> _EXERCISE_
Wherever the string "IBGE" appears, copy the whole line.

> _Figure contents as structured data_
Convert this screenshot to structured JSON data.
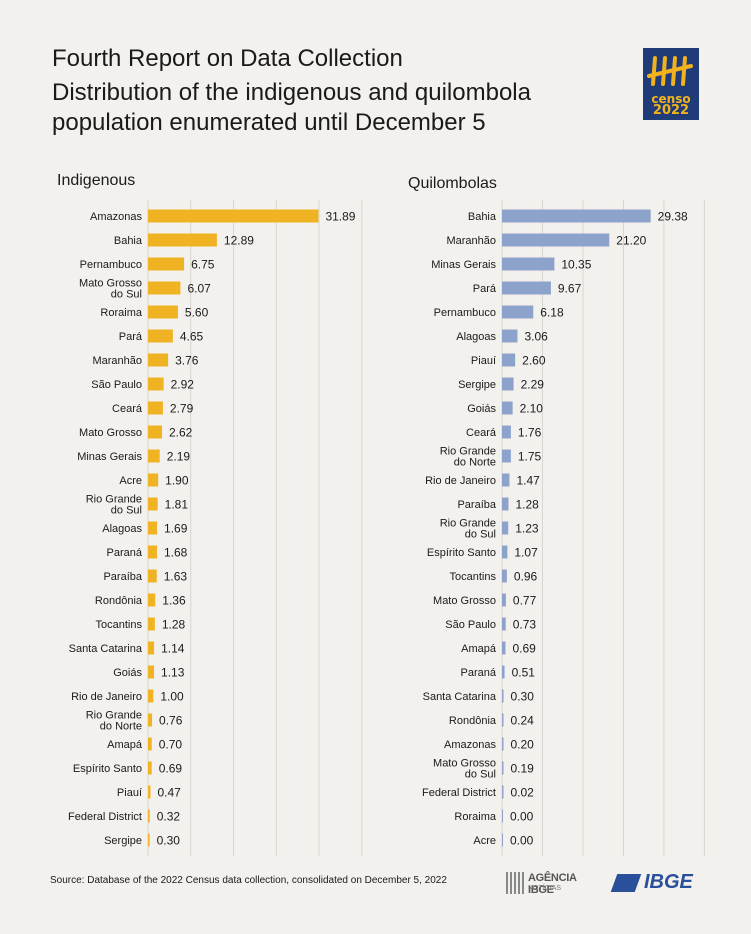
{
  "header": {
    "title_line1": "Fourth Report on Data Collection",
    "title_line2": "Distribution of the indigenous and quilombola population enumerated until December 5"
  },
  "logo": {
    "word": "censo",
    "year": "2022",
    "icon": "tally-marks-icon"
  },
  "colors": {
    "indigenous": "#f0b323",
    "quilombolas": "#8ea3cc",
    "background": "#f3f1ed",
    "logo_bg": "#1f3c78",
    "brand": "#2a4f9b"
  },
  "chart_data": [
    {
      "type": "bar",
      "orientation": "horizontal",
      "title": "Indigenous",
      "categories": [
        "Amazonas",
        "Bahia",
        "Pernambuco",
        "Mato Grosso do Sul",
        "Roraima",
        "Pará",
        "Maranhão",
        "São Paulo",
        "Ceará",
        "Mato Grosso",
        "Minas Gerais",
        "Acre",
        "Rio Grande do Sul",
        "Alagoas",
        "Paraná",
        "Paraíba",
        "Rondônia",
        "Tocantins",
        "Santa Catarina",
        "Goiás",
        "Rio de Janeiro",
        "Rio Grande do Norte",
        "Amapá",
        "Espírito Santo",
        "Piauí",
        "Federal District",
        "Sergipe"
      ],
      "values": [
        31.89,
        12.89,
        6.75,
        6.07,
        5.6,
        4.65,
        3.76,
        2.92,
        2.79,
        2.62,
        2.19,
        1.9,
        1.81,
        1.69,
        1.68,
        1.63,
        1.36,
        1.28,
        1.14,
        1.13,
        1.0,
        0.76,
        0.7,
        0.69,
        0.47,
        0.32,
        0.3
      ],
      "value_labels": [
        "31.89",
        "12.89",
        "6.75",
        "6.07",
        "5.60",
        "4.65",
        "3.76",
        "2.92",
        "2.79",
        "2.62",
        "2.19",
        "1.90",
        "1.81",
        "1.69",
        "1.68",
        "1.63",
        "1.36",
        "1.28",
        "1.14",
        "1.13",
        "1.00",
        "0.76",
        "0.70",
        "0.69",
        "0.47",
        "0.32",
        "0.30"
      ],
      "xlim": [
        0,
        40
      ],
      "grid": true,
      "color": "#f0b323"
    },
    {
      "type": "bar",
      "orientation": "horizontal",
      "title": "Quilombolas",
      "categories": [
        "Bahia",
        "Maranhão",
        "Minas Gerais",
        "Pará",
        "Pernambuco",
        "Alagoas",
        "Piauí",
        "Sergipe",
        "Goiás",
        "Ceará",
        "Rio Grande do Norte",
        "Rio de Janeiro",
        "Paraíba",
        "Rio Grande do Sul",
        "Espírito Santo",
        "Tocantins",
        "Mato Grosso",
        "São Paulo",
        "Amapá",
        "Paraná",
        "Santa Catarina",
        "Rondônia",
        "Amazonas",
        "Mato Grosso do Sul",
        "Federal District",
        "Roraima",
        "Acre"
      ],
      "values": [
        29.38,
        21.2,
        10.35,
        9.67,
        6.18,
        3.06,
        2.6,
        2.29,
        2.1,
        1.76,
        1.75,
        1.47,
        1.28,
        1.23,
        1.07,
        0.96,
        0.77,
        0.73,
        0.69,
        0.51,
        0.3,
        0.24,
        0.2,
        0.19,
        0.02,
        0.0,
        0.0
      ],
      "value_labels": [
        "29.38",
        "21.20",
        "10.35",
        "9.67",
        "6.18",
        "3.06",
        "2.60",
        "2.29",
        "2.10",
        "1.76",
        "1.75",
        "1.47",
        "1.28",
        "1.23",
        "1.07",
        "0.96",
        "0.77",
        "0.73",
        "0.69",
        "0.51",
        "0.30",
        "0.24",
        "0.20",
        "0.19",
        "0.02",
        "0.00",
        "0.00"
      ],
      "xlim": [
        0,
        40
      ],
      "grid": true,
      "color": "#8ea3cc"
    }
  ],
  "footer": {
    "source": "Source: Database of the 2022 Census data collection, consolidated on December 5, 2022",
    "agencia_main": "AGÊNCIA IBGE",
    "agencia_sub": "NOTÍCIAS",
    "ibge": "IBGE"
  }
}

> _SOLUTION_
    "agencia_main": "AGÊNCIA IBGE",
    "ibge": "IBGE"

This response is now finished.